| Exercise data |
********************
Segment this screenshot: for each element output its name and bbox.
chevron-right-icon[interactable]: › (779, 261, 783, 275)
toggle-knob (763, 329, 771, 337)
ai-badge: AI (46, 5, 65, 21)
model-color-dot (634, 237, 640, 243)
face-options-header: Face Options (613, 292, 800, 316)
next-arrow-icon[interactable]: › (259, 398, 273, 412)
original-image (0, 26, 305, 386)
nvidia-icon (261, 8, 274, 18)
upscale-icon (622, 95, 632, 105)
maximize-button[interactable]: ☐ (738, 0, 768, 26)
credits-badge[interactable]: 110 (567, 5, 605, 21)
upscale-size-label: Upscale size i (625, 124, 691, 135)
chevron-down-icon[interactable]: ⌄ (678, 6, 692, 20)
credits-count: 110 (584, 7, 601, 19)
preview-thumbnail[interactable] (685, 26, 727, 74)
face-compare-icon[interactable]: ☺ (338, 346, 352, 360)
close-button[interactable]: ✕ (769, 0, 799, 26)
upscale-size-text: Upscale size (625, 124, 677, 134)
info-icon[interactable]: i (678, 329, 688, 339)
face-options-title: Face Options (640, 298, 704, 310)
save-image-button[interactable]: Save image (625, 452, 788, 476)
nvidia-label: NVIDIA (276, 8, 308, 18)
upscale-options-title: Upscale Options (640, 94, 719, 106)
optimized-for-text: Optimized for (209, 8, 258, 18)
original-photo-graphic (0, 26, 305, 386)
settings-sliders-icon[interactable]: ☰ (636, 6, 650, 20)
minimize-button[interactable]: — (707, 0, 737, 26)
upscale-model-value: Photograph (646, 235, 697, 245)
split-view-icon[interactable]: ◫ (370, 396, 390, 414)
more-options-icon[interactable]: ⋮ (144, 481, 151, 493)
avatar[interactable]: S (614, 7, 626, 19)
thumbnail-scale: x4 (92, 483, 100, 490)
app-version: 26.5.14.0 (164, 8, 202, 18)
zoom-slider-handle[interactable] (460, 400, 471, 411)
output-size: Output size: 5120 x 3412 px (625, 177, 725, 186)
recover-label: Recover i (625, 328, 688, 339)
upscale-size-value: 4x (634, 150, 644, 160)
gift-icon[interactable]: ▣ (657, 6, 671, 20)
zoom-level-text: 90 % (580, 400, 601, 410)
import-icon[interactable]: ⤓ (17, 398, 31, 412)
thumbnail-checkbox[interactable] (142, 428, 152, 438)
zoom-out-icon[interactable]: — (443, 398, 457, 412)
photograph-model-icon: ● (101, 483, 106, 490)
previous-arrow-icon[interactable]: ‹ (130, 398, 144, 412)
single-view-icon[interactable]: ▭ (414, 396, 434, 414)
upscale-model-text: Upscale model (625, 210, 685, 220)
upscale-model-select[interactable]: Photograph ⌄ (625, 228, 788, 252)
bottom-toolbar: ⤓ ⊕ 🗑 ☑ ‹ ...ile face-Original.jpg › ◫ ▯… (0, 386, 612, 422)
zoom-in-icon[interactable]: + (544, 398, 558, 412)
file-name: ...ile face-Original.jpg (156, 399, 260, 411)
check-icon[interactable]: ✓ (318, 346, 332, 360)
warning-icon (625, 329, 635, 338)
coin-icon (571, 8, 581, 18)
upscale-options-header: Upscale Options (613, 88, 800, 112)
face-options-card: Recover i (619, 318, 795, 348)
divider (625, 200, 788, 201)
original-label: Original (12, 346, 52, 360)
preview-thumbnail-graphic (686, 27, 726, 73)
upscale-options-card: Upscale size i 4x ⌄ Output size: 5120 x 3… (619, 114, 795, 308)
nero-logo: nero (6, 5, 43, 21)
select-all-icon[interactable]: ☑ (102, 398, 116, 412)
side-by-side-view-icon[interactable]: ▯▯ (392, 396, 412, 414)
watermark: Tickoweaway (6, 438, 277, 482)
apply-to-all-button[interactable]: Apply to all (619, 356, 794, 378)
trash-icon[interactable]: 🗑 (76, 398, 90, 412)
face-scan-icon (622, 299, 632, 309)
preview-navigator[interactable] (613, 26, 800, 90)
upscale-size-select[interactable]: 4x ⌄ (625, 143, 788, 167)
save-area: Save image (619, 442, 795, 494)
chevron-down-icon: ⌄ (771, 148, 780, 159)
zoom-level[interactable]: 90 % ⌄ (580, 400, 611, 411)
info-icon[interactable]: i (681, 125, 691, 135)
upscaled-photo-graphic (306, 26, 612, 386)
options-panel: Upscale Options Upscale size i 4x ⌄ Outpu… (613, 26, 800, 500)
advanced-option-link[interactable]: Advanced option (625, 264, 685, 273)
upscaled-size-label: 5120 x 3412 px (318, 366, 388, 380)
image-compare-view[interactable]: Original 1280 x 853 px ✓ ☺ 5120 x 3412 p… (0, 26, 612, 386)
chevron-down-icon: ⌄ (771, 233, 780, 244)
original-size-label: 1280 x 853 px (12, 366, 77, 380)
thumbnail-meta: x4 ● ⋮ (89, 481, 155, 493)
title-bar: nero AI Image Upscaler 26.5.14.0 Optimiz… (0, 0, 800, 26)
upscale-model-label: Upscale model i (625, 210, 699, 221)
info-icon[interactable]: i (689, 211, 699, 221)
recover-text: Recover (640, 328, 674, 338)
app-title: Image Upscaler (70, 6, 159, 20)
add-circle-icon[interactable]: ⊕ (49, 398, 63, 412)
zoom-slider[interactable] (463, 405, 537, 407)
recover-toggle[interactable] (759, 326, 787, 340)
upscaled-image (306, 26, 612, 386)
********************
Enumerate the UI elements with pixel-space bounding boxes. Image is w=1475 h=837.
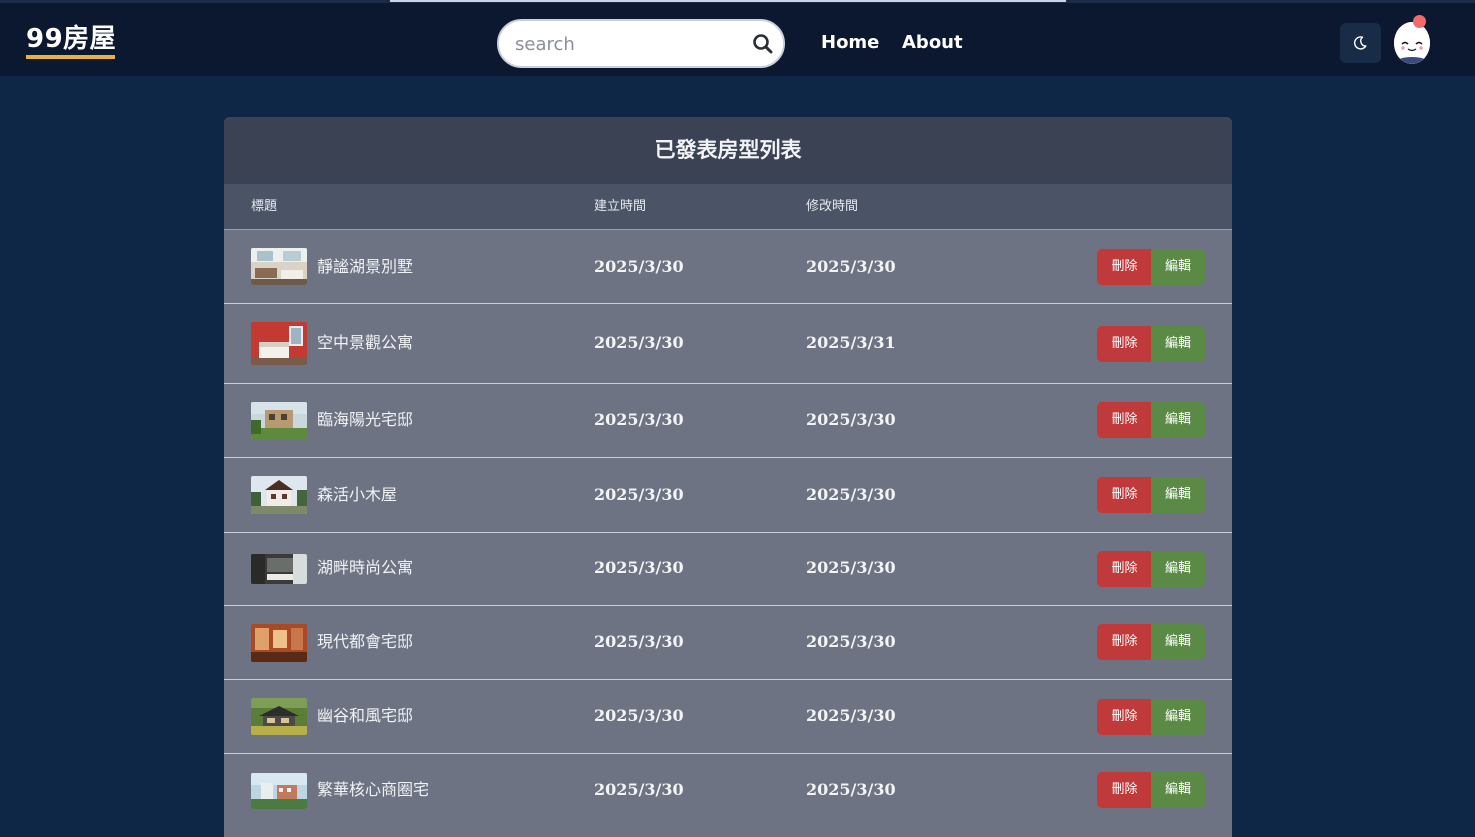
********************
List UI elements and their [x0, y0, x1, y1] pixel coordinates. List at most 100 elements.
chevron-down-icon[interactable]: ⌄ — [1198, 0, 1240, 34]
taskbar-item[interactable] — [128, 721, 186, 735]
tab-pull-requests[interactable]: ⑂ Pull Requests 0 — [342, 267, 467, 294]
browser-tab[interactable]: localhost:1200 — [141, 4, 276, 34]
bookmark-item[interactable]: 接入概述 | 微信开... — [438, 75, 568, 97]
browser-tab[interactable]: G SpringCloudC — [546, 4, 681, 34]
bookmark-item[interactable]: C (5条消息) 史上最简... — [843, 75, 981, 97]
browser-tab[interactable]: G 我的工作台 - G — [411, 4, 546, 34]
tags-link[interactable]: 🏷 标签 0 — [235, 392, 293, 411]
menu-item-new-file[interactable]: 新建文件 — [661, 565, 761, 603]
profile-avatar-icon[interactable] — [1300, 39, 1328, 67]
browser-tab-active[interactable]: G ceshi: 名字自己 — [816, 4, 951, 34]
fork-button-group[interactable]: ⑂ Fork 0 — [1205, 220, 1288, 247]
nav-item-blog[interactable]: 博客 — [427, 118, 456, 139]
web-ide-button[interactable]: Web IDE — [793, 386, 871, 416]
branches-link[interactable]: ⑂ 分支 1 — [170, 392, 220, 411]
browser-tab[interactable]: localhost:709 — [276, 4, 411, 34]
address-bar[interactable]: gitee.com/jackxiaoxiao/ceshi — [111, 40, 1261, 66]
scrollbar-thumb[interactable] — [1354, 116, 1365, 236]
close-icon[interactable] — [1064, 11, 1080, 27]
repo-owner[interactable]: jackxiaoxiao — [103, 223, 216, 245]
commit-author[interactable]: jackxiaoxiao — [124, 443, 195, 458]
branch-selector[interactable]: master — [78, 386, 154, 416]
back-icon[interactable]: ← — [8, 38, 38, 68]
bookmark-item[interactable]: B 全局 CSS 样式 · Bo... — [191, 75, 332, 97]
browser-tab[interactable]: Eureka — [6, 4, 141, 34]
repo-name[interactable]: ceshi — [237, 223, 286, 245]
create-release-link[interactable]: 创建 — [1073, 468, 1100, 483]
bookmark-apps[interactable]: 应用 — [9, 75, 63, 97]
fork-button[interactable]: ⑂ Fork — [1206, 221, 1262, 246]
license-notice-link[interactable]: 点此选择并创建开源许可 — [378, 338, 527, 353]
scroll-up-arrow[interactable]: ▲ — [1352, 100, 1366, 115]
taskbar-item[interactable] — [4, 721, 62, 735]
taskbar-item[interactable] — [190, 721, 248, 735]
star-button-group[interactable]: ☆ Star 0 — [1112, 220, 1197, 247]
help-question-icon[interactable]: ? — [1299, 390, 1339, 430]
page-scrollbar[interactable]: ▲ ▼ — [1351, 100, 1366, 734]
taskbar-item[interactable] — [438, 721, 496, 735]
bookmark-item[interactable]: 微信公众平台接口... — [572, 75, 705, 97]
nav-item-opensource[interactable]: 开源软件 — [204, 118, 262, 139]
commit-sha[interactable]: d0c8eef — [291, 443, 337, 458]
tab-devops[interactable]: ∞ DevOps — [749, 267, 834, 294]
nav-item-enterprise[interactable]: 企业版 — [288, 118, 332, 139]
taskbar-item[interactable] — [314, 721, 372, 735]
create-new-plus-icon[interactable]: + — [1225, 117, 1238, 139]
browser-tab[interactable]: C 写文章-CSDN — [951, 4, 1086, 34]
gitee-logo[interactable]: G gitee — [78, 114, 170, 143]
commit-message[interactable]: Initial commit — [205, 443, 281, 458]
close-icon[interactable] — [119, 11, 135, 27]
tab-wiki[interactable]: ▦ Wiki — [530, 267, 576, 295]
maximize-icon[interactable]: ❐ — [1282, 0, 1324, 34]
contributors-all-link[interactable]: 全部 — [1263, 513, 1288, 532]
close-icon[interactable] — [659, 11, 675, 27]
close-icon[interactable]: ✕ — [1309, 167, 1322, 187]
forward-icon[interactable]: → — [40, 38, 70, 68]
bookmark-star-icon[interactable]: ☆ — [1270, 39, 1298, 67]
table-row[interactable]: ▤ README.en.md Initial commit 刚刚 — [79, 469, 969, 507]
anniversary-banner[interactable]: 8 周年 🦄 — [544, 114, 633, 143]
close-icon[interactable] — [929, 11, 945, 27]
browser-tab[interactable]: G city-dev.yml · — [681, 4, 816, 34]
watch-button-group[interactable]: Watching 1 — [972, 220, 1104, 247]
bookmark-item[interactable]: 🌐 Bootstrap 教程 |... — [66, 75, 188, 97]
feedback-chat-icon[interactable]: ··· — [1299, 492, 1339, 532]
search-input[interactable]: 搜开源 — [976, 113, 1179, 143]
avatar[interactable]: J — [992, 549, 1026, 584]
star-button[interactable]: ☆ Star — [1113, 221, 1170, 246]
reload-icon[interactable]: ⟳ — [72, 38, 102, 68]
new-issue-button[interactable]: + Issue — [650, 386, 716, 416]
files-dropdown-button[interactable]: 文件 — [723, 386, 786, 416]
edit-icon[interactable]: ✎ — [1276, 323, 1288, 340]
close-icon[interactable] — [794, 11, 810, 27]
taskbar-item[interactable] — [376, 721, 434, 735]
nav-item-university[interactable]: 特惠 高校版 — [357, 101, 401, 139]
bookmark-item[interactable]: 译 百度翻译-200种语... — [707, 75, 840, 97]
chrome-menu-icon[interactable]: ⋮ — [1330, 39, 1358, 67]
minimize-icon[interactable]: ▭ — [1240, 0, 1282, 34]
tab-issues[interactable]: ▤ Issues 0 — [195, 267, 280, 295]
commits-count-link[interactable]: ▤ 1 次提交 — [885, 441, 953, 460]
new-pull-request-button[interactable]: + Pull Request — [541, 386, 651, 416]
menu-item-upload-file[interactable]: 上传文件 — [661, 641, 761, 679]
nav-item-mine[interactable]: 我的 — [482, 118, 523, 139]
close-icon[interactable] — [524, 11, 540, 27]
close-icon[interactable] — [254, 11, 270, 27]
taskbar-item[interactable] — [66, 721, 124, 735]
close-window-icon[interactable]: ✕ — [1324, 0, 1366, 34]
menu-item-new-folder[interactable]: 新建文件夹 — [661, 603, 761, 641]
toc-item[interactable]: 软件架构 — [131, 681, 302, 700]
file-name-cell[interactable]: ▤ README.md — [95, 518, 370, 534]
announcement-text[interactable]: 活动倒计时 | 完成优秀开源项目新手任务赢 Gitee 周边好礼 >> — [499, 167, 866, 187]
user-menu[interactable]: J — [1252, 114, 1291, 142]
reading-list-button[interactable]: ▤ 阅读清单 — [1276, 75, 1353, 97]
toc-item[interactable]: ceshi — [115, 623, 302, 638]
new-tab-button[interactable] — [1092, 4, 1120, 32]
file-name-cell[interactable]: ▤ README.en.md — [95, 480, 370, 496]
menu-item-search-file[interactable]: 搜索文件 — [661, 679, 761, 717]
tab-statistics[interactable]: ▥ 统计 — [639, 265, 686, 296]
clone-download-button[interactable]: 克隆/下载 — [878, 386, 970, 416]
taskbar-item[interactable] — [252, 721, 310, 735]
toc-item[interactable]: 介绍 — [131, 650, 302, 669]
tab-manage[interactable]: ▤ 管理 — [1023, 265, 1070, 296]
********************
Express the lines from the one containing "Segment this screenshot: for" through the one containing "avatar[interactable]: S (614, 7, 626, 19)" as a Markdown table with the columns No. and Entry, numbering each line and leaving out blank lines.

| No. | Entry |
|---|---|
| 1 | Segment this screenshot: for each element output its name and bbox. |
| 2 | chevron-right-icon[interactable]: › (779, 261, 783, 275) |
| 3 | toggle-knob (763, 329, 771, 337) |
| 4 | ai-badge: AI (46, 5, 65, 21) |
| 5 | model-color-dot (634, 237, 640, 243) |
| 6 | face-options-header: Face Options (613, 292, 800, 316) |
| 7 | next-arrow-icon[interactable]: › (259, 398, 273, 412) |
| 8 | original-image (0, 26, 305, 386) |
| 9 | nvidia-icon (261, 8, 274, 18) |
| 10 | upscale-icon (622, 95, 632, 105) |
| 11 | maximize-button[interactable]: ☐ (738, 0, 768, 26) |
| 12 | credits-badge[interactable]: 110 (567, 5, 605, 21) |
| 13 | upscale-size-label: Upscale size i (625, 124, 691, 135) |
| 14 | chevron-down-icon[interactable]: ⌄ (678, 6, 692, 20) |
| 15 | credits-count: 110 (584, 7, 601, 19) |
| 16 | preview-thumbnail[interactable] (685, 26, 727, 74) |
| 17 | face-compare-icon[interactable]: ☺ (338, 346, 352, 360) |
| 18 | close-button[interactable]: ✕ (769, 0, 799, 26) |
| 19 | upscale-size-text: Upscale size (625, 124, 677, 134) |
| 20 | info-icon[interactable]: i (678, 329, 688, 339) |
| 21 | face-options-title: Face Options (640, 298, 704, 310) |
| 22 | save-image-button[interactable]: Save image (625, 452, 788, 476) |
| 23 | nvidia-label: NVIDIA (276, 8, 308, 18) |
| 24 | upscale-options-title: Upscale Options (640, 94, 719, 106) |
| 25 | optimized-for-text: Optimized for (209, 8, 258, 18) |
| 26 | original-photo-graphic (0, 26, 305, 386) |
| 27 | settings-sliders-icon[interactable]: ☰ (636, 6, 650, 20) |
| 28 | minimize-button[interactable]: — (707, 0, 737, 26) |
| 29 | upscale-model-value: Photograph (646, 235, 697, 245) |
| 30 | split-view-icon[interactable]: ◫ (370, 396, 390, 414) |
| 31 | more-options-icon[interactable]: ⋮ (144, 481, 151, 493) |
| 32 | avatar[interactable]: S (614, 7, 626, 19) |